Lines of data

BEGIN

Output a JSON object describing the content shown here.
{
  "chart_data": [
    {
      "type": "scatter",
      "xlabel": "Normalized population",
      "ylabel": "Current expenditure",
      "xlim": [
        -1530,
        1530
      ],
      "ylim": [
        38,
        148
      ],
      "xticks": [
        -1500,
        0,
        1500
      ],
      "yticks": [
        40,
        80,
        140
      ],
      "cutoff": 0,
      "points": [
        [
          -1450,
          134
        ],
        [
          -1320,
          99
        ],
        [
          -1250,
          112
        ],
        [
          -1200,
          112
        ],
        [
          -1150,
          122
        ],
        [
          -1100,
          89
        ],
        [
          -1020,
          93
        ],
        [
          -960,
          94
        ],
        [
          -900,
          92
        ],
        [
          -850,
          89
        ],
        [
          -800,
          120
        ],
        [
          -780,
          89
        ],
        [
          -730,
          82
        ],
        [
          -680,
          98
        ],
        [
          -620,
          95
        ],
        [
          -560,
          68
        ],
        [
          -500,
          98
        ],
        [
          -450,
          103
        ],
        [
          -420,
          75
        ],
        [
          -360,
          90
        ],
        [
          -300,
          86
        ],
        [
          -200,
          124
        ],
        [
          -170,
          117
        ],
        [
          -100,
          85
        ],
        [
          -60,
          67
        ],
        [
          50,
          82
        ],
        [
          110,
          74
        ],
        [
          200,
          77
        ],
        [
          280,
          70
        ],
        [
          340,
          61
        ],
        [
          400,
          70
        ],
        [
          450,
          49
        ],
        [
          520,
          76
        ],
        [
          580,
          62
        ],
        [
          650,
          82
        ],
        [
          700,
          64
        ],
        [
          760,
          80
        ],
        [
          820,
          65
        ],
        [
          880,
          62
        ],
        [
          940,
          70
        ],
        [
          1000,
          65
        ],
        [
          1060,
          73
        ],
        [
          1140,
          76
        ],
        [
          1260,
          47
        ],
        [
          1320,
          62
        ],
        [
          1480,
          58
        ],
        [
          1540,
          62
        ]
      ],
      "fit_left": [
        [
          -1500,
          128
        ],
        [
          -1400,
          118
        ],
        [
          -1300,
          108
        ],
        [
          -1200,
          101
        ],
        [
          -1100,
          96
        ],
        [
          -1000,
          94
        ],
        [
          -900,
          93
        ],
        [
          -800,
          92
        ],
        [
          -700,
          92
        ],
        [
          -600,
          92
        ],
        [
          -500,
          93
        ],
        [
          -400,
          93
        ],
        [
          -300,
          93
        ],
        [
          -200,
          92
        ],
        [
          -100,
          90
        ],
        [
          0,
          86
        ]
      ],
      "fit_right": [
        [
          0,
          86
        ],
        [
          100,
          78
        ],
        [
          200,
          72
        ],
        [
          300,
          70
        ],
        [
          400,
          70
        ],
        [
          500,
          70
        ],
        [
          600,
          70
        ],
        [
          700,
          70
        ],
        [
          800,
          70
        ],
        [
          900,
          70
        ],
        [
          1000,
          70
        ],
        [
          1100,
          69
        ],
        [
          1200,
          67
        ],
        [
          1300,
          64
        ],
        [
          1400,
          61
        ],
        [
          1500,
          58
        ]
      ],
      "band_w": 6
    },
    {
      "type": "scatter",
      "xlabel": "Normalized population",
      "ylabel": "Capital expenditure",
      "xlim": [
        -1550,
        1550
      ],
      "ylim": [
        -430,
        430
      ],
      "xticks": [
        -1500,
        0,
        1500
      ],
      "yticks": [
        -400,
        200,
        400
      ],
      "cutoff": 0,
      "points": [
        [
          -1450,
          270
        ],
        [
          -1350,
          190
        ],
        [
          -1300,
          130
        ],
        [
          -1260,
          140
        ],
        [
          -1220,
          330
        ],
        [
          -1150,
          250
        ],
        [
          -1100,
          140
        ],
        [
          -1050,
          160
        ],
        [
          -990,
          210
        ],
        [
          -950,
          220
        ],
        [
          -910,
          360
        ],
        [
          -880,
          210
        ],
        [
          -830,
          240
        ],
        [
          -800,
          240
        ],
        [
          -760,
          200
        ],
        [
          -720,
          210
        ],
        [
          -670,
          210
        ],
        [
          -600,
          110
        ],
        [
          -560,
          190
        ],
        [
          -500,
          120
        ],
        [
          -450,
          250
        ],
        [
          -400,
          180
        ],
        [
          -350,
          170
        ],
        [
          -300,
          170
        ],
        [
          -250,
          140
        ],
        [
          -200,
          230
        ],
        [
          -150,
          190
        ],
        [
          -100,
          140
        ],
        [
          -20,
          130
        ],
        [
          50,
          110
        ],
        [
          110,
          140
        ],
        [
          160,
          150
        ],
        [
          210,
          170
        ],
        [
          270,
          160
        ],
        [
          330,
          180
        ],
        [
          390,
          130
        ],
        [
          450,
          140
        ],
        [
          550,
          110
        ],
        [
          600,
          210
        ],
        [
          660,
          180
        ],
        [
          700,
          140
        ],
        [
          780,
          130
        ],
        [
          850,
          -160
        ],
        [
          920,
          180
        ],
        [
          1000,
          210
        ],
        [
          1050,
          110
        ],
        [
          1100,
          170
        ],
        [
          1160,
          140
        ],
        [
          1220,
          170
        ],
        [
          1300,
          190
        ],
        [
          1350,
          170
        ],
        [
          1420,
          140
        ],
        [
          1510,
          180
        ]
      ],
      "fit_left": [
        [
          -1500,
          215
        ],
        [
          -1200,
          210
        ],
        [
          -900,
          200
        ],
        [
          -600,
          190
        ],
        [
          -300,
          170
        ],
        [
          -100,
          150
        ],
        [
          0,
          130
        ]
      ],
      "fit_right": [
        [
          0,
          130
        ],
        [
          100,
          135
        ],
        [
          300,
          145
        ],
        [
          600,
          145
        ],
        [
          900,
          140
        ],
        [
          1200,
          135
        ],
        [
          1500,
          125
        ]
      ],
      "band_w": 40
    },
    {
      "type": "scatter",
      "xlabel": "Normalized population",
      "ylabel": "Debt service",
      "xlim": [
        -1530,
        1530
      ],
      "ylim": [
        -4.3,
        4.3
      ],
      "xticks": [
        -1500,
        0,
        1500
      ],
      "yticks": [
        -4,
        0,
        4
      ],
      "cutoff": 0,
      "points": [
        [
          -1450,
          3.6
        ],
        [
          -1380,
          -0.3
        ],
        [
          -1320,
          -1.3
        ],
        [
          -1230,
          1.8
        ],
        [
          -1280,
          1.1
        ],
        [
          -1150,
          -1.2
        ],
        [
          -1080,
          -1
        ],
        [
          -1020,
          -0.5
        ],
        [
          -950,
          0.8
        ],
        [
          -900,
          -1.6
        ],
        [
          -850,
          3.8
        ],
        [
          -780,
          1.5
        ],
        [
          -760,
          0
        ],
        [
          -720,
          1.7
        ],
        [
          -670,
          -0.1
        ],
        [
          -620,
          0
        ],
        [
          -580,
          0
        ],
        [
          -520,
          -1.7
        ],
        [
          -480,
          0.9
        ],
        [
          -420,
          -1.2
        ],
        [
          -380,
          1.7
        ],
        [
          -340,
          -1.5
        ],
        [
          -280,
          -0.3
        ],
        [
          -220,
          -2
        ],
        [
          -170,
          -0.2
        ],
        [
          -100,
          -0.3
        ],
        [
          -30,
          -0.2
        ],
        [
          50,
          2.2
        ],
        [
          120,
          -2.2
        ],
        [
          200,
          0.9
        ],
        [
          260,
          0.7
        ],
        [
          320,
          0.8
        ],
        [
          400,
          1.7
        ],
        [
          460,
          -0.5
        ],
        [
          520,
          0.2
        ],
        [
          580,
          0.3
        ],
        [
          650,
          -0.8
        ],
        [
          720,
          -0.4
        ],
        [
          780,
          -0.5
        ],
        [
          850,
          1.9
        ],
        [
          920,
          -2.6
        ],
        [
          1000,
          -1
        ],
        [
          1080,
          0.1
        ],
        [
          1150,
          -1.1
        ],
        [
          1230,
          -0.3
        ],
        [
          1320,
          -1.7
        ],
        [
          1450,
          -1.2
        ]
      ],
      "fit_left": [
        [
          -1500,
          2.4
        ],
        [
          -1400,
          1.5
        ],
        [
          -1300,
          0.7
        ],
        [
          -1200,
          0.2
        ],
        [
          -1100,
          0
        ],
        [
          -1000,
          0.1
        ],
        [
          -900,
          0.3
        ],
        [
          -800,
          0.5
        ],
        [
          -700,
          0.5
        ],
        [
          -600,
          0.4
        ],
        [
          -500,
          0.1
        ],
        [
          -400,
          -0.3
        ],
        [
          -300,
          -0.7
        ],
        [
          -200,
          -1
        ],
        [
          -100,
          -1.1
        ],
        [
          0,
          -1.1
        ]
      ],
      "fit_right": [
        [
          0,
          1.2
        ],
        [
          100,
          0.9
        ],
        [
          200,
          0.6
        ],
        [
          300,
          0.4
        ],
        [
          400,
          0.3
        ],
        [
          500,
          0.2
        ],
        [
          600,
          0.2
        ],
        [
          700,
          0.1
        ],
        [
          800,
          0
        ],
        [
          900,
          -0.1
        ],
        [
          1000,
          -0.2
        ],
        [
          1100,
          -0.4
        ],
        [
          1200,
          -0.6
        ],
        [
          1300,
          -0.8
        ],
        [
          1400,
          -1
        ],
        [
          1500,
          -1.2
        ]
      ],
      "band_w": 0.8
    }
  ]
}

END

Problem to solve » Return each line that includes "ylabel".

Solution below »
      "ylabel": "Current expenditure",
      "ylabel": "Capital expenditure",
      "ylabel": "Debt service",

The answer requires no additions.